→ **Exercise details**
Reproduce the full listing that appears beneath this instruction exactly.

→ **Extracted records**
________________________

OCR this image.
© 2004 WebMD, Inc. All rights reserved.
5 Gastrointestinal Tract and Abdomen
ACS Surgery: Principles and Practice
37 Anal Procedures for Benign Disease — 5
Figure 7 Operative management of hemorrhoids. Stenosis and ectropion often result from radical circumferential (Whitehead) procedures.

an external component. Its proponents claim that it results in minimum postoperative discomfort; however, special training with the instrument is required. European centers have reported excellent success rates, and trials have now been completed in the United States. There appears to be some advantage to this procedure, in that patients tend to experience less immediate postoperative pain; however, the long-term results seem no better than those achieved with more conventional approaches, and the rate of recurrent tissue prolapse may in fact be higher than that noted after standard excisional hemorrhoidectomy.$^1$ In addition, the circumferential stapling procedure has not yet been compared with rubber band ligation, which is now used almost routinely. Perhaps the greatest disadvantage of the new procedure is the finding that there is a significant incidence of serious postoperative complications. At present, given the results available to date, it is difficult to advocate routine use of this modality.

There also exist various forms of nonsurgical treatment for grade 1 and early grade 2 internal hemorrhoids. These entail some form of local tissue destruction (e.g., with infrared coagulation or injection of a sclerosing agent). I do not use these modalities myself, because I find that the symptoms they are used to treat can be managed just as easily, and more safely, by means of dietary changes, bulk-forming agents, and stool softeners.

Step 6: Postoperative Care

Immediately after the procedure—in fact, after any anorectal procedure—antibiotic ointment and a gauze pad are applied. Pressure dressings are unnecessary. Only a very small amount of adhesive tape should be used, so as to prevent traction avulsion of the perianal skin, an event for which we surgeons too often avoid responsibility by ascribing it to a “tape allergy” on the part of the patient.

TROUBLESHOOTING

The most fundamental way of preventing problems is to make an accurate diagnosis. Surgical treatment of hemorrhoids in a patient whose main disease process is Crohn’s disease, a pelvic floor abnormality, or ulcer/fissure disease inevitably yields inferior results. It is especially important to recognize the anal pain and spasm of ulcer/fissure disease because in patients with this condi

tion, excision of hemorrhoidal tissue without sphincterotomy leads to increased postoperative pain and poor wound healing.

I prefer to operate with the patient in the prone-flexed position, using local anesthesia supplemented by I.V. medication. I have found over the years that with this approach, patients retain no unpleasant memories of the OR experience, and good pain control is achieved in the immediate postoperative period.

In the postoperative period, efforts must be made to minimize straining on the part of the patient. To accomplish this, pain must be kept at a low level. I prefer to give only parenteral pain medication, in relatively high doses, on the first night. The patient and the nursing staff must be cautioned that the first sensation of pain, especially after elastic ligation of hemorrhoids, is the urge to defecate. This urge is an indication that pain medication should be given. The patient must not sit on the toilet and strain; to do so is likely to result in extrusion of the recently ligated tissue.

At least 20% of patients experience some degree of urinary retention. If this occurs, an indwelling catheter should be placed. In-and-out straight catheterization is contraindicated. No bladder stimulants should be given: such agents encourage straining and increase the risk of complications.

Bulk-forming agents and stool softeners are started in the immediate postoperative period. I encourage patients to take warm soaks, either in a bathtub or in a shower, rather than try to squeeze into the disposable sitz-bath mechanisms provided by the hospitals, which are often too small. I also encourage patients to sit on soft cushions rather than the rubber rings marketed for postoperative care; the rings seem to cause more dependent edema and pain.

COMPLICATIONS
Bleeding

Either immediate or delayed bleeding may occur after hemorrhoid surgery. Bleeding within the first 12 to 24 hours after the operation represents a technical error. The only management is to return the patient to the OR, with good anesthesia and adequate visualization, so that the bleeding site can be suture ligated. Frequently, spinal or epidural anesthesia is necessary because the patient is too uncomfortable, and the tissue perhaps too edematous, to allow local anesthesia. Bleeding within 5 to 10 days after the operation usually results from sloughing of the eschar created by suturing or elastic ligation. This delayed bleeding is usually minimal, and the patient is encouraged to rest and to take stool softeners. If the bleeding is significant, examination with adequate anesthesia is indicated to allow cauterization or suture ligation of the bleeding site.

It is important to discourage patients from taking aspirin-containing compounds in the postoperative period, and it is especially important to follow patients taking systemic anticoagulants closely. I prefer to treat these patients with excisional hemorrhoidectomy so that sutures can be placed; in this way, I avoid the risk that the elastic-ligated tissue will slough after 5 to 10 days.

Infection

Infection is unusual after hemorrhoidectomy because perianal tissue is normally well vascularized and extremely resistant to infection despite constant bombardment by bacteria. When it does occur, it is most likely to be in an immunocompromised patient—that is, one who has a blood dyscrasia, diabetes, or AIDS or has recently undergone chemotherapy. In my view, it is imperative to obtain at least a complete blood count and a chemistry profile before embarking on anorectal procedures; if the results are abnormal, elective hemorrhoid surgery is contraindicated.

________________________

→ **Task answer**
OCR this image.
© 2004 WebMD, Inc. All rights reserved.
5 Gastrointestinal Tract and Abdomen
ACS Surgery: Principles and Practice
37 Anal Procedures for Benign Disease — 5
Figure 7 Operative management of hemorrhoids. Stenosis and ectropion often result from radical circumferential (Whitehead) procedures.

an external component. Its proponents claim that it results in minimum postoperative discomfort; however, special training with the instrument is required. European centers have reported excellent success rates, and trials have now been completed in the United States. There appears to be some advantage to this procedure, in that patients tend to experience less immediate postoperative pain; however, the long-term results seem no better than those achieved with more conventional approaches, and the rate of recurrent tissue prolapse may in fact be higher than that noted after standard excisional hemorrhoidectomy.$^1$ In addition, the circumferential stapling procedure has not yet been compared with rubber band ligation, which is now used almost routinely. Perhaps the greatest disadvantage of the new procedure is the finding that there is a significant incidence of serious postoperative complications. At present, given the results available to date, it is difficult to advocate routine use of this modality.

There also exist various forms of nonsurgical treatment for grade 1 and early grade 2 internal hemorrhoids. These entail some form of local tissue destruction (e.g., with infrared coagulation or injection of a sclerosing agent). I do not use these modalities myself, because I find that the symptoms they are used to treat can be managed just as easily, and more safely, by means of dietary changes, bulk-forming agents, and stool softeners.

Step 6: Postoperative Care

Immediately after the procedure—in fact, after any anorectal procedure—antibiotic ointment and a gauze pad are applied. Pressure dressings are unnecessary. Only a very small amount of adhesive tape should be used, so as to prevent traction avulsion of the perianal skin, an event for which we surgeons too often avoid responsibility by ascribing it to a “tape allergy” on the part of the patient.

TROUBLESHOOTING

The most fundamental way of preventing problems is to make an accurate diagnosis. Surgical treatment of hemorrhoids in a patient whose main disease process is Crohn’s disease, a pelvic floor abnormality, or ulcer/fissure disease inevitably yields inferior results. It is especially important to recognize the anal pain and spasm of ulcer/fissure disease because in patients with this condi

tion, excision of hemorrhoidal tissue without sphincterotomy leads to increased postoperative pain and poor wound healing.

I prefer to operate with the patient in the prone-flexed position, using local anesthesia supplemented by I.V. medication. I have found over the years that with this approach, patients retain no unpleasant memories of the OR experience, and good pain control is achieved in the immediate postoperative period.

In the postoperative period, efforts must be made to minimize straining on the part of the patient. To accomplish this, pain must be kept at a low level. I prefer to give only parenteral pain medication, in relatively high doses, on the first night. The patient and the nursing staff must be cautioned that the first sensation of pain, especially after elastic ligation of hemorrhoids, is the urge to defecate. This urge is an indication that pain medication should be given. The patient must not sit on the toilet and strain; to do so is likely to result in extrusion of the recently ligated tissue.

At least 20% of patients experience some degree of urinary retention. If this occurs, an indwelling catheter should be placed. In-and-out straight catheterization is contraindicated. No bladder stimulants should be given: such agents encourage straining and increase the risk of complications.

Bulk-forming agents and stool softeners are started in the immediate postoperative period. I encourage patients to take warm soaks, either in a bathtub or in a shower, rather than try to squeeze into the disposable sitz-bath mechanisms provided by the hospitals, which are often too small. I also encourage patients to sit on soft cushions rather than the rubber rings marketed for postoperative care; the rings seem to cause more dependent edema and pain.

COMPLICATIONS
Bleeding

Either immediate or delayed bleeding may occur after hemorrhoid surgery. Bleeding within the first 12 to 24 hours after the operation represents a technical error. The only management is to return the patient to the OR, with good anesthesia and adequate visualization, so that the bleeding site can be suture ligated. Frequently, spinal or epidural anesthesia is necessary because the patient is too uncomfortable, and the tissue perhaps too edematous, to allow local anesthesia. Bleeding within 5 to 10 days after the operation usually results from sloughing of the eschar created by suturing or elastic ligation. This delayed bleeding is usually minimal, and the patient is encouraged to rest and to take stool softeners. If the bleeding is significant, examination with adequate anesthesia is indicated to allow cauterization or suture ligation of the bleeding site.

It is important to discourage patients from taking aspirin-containing compounds in the postoperative period, and it is especially important to follow patients taking systemic anticoagulants closely. I prefer to treat these patients with excisional hemorrhoidectomy so that sutures can be placed; in this way, I avoid the risk that the elastic-ligated tissue will slough after 5 to 10 days.

Infection

Infection is unusual after hemorrhoidectomy because perianal tissue is normally well vascularized and extremely resistant to infection despite constant bombardment by bacteria. When it does occur, it is most likely to be in an immunocompromised patient—that is, one who has a blood dyscrasia, diabetes, or AIDS or has recently undergone chemotherapy. In my view, it is imperative to obtain at least a complete blood count and a chemistry profile before embarking on anorectal procedures; if the results are abnormal, elective hemorrhoid surgery is contraindicated.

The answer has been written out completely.